** Directions for this task **
Pull every line holding the string "정기구독" from the records below.

Collected data
__________

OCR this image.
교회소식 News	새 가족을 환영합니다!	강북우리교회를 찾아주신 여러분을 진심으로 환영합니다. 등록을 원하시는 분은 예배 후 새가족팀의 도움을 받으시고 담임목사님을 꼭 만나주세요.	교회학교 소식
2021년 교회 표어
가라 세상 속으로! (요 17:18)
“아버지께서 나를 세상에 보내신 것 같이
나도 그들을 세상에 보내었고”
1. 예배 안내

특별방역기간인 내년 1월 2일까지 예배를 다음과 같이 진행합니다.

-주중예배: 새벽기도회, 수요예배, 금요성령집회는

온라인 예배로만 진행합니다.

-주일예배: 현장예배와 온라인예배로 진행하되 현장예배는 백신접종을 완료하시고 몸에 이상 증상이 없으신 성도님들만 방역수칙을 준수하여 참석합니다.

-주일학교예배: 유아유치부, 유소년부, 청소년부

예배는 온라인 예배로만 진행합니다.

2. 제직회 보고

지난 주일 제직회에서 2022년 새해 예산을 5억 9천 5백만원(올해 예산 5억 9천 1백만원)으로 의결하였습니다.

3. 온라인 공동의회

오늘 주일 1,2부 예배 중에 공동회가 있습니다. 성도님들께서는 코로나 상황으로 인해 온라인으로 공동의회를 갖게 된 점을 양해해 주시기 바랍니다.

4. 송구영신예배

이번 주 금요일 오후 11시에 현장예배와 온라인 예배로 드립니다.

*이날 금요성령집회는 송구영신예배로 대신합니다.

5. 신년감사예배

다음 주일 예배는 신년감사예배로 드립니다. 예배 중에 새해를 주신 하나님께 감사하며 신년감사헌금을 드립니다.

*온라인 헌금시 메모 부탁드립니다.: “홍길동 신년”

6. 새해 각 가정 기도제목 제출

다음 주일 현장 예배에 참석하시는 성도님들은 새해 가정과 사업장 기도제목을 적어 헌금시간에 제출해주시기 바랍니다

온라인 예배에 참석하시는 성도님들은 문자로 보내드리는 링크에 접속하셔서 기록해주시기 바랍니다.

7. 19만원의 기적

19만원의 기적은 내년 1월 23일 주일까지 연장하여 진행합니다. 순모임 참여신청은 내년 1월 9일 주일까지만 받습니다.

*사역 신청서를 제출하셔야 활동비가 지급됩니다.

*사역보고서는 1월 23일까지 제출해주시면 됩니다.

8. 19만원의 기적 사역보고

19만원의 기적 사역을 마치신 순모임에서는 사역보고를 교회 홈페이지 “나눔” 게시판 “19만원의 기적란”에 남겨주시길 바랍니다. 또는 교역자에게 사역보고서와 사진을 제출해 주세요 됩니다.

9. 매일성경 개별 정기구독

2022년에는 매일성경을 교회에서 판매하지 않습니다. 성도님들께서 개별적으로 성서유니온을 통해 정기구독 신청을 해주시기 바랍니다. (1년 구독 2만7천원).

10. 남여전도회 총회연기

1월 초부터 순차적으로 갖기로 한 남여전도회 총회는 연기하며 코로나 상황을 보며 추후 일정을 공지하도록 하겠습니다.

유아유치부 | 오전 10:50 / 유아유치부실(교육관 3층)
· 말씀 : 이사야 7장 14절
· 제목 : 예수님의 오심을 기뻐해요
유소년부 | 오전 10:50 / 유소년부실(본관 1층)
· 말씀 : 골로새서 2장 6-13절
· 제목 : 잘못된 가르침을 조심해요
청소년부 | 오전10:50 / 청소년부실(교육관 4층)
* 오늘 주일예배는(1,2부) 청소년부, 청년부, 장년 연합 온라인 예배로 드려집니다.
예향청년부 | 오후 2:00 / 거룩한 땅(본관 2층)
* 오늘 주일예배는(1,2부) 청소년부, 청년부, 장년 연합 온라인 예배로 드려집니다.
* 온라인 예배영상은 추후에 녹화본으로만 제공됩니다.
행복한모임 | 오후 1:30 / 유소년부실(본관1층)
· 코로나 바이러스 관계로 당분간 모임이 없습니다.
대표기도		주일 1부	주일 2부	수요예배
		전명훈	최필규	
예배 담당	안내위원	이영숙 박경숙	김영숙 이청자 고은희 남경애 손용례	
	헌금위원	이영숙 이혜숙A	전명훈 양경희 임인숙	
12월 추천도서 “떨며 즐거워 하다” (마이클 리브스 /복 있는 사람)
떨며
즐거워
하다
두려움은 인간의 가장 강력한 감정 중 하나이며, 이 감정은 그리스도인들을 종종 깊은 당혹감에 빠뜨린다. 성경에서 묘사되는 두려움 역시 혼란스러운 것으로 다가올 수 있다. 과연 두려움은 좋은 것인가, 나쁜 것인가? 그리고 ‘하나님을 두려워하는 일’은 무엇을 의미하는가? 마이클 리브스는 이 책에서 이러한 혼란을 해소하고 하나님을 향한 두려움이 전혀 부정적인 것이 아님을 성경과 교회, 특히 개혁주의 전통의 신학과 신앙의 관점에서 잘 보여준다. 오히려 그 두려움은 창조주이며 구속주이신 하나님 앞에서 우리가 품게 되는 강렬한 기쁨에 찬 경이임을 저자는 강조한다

__________

** Final result **
9. 매일성경 개별 정기구독
2022년에는 매일성경을 교회에서 판매하지 않습니다. 성도님들께서 개별적으로 성서유니온을 통해 정기구독 신청을 해주시기 바랍니다. (1년 구독 2만7천원).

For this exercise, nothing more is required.